◆ **What to produce**:
Copy each line below in which the word "并因他的才华获得了几个奖项" occurs.

Dataset items
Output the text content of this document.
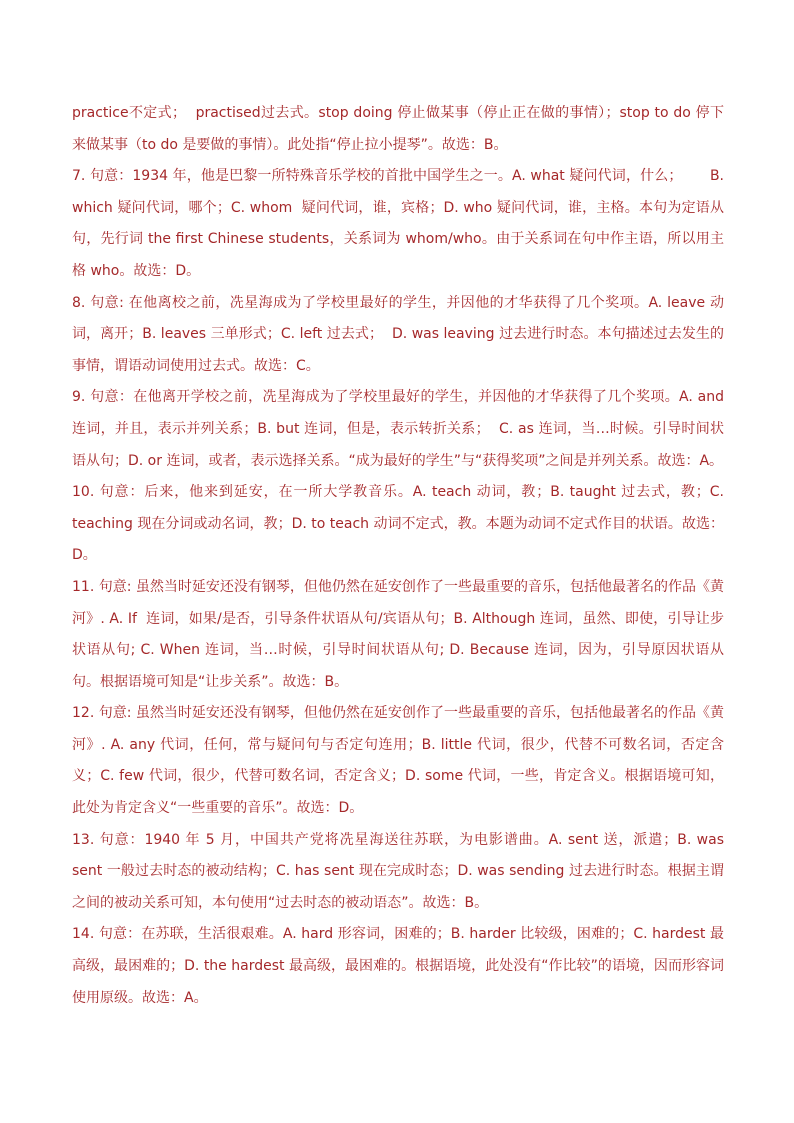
practice不定式；  practised过去式。stop doing 停止做某事（停止正在做的事情）；stop to do 停下来做某事（to do 是要做的事情）。此处指“停止拉小提琴”。故选：B。

7. 句意：1934 年，他是巴黎一所特殊音乐学校的首批中国学生之一。A. what 疑问代词，什么；      B. which 疑问代词，哪个；C. whom  疑问代词，谁，宾格；D. who 疑问代词，谁，主格。本句为定语从句，先行词 the first Chinese students，关系词为 whom/who。由于关系词在句中作主语，所以用主格 who。故选：D。

8. 句意: 在他离校之前，冼星海成为了学校里最好的学生，并因他的才华获得了几个奖项。A. leave 动词，离开；B. leaves 三单形式；C. left 过去式；  D. was leaving 过去进行时态。本句描述过去发生的事情，谓语动词使用过去式。故选：C。

9. 句意：在他离开学校之前，冼星海成为了学校里最好的学生，并因他的才华获得了几个奖项。A. and 连词，并且，表示并列关系；B. but 连词，但是，表示转折关系；  C. as 连词，当…时候。引导时间状语从句；D. or 连词，或者，表示选择关系。“成为最好的学生”与“获得奖项”之间是并列关系。故选：A。

10. 句意：后来，他来到延安，在一所大学教音乐。A. teach 动词，教；B. taught 过去式，教；C. teaching 现在分词或动名词，教；D. to teach 动词不定式，教。本题为动词不定式作目的状语。故选：D。

11. 句意: 虽然当时延安还没有钢琴，但他仍然在延安创作了一些最重要的音乐，包括他最著名的作品《黄河》. A. If  连词，如果/是否，引导条件状语从句/宾语从句；B. Although 连词，虽然、即使，引导让步状语从句; C. When 连词，当…时候，引导时间状语从句; D. Because 连词，因为，引导原因状语从句。根据语境可知是“让步关系”。故选：B。

12. 句意: 虽然当时延安还没有钢琴，但他仍然在延安创作了一些最重要的音乐，包括他最著名的作品《黄河》. A. any 代词，任何，常与疑问句与否定句连用；B. little 代词，很少，代替不可数名词，否定含义；C. few 代词，很少，代替可数名词，否定含义；D. some 代词，一些，肯定含义。根据语境可知，此处为肯定含义“一些重要的音乐”。故选：D。

13. 句意：1940 年 5 月，中国共产党将冼星海送往苏联，为电影谱曲。A. sent 送，派遣；B. was sent 一般过去时态的被动结构；C. has sent 现在完成时态；D. was sending 过去进行时态。根据主谓之间的被动关系可知，本句使用“过去时态的被动语态”。故选：B。

14. 句意：在苏联，生活很艰难。A. hard 形容词，困难的；B. harder 比较级，困难的；C. hardest 最高级，最困难的；D. the hardest 最高级，最困难的。根据语境，此处没有“作比较”的语境，因而形容词使用原级。故选：A。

◆ **Right answer**:
8. 句意: 在他离校之前，冼星海成为了学校里最好的学生，并因他的才华获得了几个奖项。A. leave 动词，离开；B. leaves 三单形式；C. left 过去式；  D. was leaving 过去进行时态。本句描述过去发生的事情，谓语动词使用过去式。故选：C。
9. 句意：在他离开学校之前，冼星海成为了学校里最好的学生，并因他的才华获得了几个奖项。A. and 连词，并且，表示并列关系；B. but 连词，但是，表示转折关系；  C. as 连词，当…时候。引导时间状语从句；D. or 连词，或者，表示选择关系。“成为最好的学生”与“获得奖项”之间是并列关系。故选：A。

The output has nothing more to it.